Required task
Set down each line of the material that follows, exactly, with no pictures.

Dataset entries on figures
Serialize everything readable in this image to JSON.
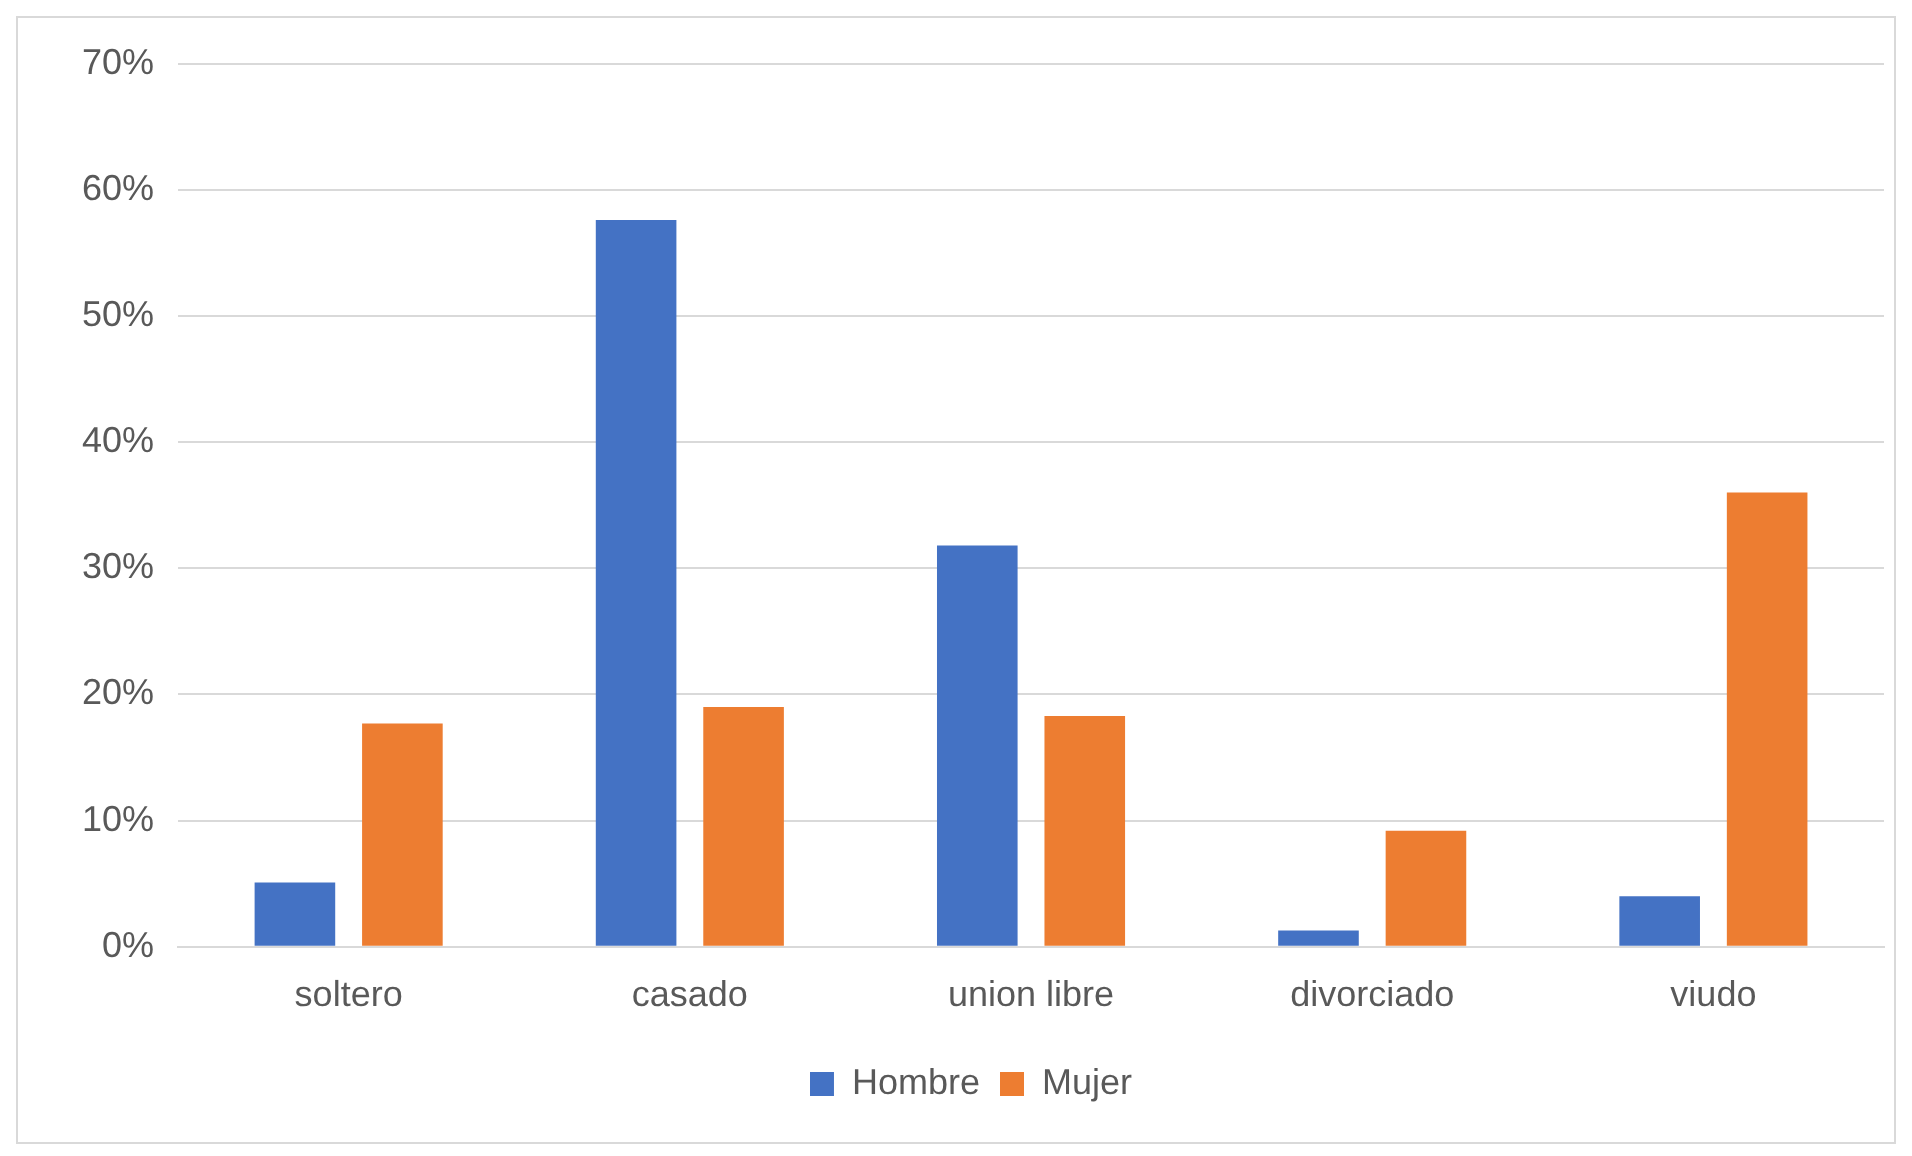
{
  "chart_data": {
    "type": "bar",
    "categories": [
      "soltero",
      "casado",
      "union libre",
      "divorciado",
      "viudo"
    ],
    "series": [
      {
        "name": "Hombre",
        "color": "#4472c4",
        "values": [
          5.1,
          57.6,
          31.8,
          1.3,
          4.0
        ]
      },
      {
        "name": "Mujer",
        "color": "#ed7d31",
        "values": [
          17.7,
          19.0,
          18.3,
          9.2,
          36.0
        ]
      }
    ],
    "ylim": [
      0,
      70
    ],
    "yticks": [
      {
        "value": 0,
        "label": "0%"
      },
      {
        "value": 10,
        "label": "10%"
      },
      {
        "value": 20,
        "label": "20%"
      },
      {
        "value": 30,
        "label": "30%"
      },
      {
        "value": 40,
        "label": "40%"
      },
      {
        "value": 50,
        "label": "50%"
      },
      {
        "value": 60,
        "label": "60%"
      },
      {
        "value": 70,
        "label": "70%"
      }
    ],
    "grid": "y",
    "legend": "bottom"
  }
}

Task answer
Serialize everything readable in this image to JSON.
{
  "chart_data": {
    "type": "bar",
    "categories": [
      "soltero",
      "casado",
      "union libre",
      "divorciado",
      "viudo"
    ],
    "series": [
      {
        "name": "Hombre",
        "color": "#4472c4",
        "values": [
          5.1,
          57.6,
          31.8,
          1.3,
          4.0
        ]
      },
      {
        "name": "Mujer",
        "color": "#ed7d31",
        "values": [
          17.7,
          19.0,
          18.3,
          9.2,
          36.0
        ]
      }
    ],
    "ylim": [
      0,
      70
    ],
    "yticks": [
      {
        "value": 0,
        "label": "0%"
      },
      {
        "value": 10,
        "label": "10%"
      },
      {
        "value": 20,
        "label": "20%"
      },
      {
        "value": 30,
        "label": "30%"
      },
      {
        "value": 40,
        "label": "40%"
      },
      {
        "value": 50,
        "label": "50%"
      },
      {
        "value": 60,
        "label": "60%"
      },
      {
        "value": 70,
        "label": "70%"
      }
    ],
    "grid": "y",
    "legend": "bottom"
  }
}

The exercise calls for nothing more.